> Given entries
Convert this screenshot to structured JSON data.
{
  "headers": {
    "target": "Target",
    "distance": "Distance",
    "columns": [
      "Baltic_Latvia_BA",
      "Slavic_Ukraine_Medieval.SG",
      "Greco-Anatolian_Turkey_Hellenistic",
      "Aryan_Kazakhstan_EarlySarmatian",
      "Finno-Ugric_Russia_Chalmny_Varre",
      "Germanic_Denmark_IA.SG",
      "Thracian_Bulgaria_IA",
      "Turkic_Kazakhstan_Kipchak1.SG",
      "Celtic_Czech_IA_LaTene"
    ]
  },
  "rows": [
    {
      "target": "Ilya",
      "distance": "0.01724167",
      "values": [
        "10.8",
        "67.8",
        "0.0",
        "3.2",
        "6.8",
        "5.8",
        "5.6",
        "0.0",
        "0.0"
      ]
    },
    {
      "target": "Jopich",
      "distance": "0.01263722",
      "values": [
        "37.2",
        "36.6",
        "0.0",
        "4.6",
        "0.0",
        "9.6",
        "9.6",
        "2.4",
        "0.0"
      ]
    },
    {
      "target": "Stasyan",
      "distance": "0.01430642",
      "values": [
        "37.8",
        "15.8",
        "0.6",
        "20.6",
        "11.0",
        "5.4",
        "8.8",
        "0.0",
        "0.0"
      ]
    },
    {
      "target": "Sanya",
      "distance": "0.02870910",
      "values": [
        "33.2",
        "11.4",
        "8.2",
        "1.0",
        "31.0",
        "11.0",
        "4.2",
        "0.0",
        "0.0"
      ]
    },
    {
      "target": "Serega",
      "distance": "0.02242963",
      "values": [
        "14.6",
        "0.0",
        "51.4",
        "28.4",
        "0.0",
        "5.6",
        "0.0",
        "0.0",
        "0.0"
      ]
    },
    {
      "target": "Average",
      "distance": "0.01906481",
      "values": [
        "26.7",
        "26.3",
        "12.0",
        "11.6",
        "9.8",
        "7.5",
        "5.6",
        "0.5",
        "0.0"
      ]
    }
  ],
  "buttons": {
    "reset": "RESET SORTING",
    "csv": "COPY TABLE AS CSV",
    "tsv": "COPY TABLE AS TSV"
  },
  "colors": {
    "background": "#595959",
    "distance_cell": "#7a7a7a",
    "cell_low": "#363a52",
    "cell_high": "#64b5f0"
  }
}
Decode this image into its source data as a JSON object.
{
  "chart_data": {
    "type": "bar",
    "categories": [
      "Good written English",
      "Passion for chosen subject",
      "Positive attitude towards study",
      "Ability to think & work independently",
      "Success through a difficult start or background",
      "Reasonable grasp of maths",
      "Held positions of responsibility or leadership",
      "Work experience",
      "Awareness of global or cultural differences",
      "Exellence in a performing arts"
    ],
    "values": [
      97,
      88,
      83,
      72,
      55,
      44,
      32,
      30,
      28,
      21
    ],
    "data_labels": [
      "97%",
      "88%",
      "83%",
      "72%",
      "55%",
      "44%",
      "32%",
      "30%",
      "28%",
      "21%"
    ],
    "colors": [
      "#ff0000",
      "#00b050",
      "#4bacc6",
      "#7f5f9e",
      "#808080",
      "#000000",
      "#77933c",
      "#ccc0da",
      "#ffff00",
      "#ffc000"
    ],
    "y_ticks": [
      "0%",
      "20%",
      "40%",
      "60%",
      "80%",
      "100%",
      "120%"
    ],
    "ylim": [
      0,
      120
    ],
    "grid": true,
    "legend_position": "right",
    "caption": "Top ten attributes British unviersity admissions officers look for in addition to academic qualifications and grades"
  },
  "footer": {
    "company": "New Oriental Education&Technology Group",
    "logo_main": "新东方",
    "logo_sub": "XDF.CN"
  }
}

> What needs to be done
Transcribe the whole listing with nothing added or left out.

> Exercise solution
Convert this screenshot to structured JSON data.
{
  "headers": {
    "target": "Target",
    "distance": "Distance",
    "columns": [
      "Baltic_Latvia_BA",
      "Slavic_Ukraine_Medieval.SG",
      "Greco-Anatolian_Turkey_Hellenistic",
      "Aryan_Kazakhstan_EarlySarmatian",
      "Finno-Ugric_Russia_Chalmny_Varre",
      "Germanic_Denmark_IA.SG",
      "Thracian_Bulgaria_IA",
      "Turkic_Kazakhstan_Kipchak1.SG",
      "Celtic_Czech_IA_LaTene"
    ]
  },
  "rows": [
    {
      "target": "Ilya",
      "distance": "0.01724167",
      "values": [
        "10.8",
        "67.8",
        "0.0",
        "3.2",
        "6.8",
        "5.8",
        "5.6",
        "0.0",
        "0.0"
      ]
    },
    {
      "target": "Jopich",
      "distance": "0.01263722",
      "values": [
        "37.2",
        "36.6",
        "0.0",
        "4.6",
        "0.0",
        "9.6",
        "9.6",
        "2.4",
        "0.0"
      ]
    },
    {
      "target": "Stasyan",
      "distance": "0.01430642",
      "values": [
        "37.8",
        "15.8",
        "0.6",
        "20.6",
        "11.0",
        "5.4",
        "8.8",
        "0.0",
        "0.0"
      ]
    },
    {
      "target": "Sanya",
      "distance": "0.02870910",
      "values": [
        "33.2",
        "11.4",
        "8.2",
        "1.0",
        "31.0",
        "11.0",
        "4.2",
        "0.0",
        "0.0"
      ]
    },
    {
      "target": "Serega",
      "distance": "0.02242963",
      "values": [
        "14.6",
        "0.0",
        "51.4",
        "28.4",
        "0.0",
        "5.6",
        "0.0",
        "0.0",
        "0.0"
      ]
    },
    {
      "target": "Average",
      "distance": "0.01906481",
      "values": [
        "26.7",
        "26.3",
        "12.0",
        "11.6",
        "9.8",
        "7.5",
        "5.6",
        "0.5",
        "0.0"
      ]
    }
  ],
  "buttons": {
    "reset": "RESET SORTING",
    "csv": "COPY TABLE AS CSV",
    "tsv": "COPY TABLE AS TSV"
  },
  "colors": {
    "background": "#595959",
    "distance_cell": "#7a7a7a",
    "cell_low": "#363a52",
    "cell_high": "#64b5f0"
  }
}
Decode this image into its source data as a JSON object.
{
  "chart_data": {
    "type": "bar",
    "categories": [
      "Good written English",
      "Passion for chosen subject",
      "Positive attitude towards study",
      "Ability to think & work independently",
      "Success through a difficult start or background",
      "Reasonable grasp of maths",
      "Held positions of responsibility or leadership",
      "Work experience",
      "Awareness of global or cultural differences",
      "Exellence in a performing arts"
    ],
    "values": [
      97,
      88,
      83,
      72,
      55,
      44,
      32,
      30,
      28,
      21
    ],
    "data_labels": [
      "97%",
      "88%",
      "83%",
      "72%",
      "55%",
      "44%",
      "32%",
      "30%",
      "28%",
      "21%"
    ],
    "colors": [
      "#ff0000",
      "#00b050",
      "#4bacc6",
      "#7f5f9e",
      "#808080",
      "#000000",
      "#77933c",
      "#ccc0da",
      "#ffff00",
      "#ffc000"
    ],
    "y_ticks": [
      "0%",
      "20%",
      "40%",
      "60%",
      "80%",
      "100%",
      "120%"
    ],
    "ylim": [
      0,
      120
    ],
    "grid": true,
    "legend_position": "right",
    "caption": "Top ten attributes British unviersity admissions officers look for in addition to academic qualifications and grades"
  },
  "footer": {
    "company": "New Oriental Education&Technology Group",
    "logo_main": "新东方",
    "logo_sub": "XDF.CN"
  }
}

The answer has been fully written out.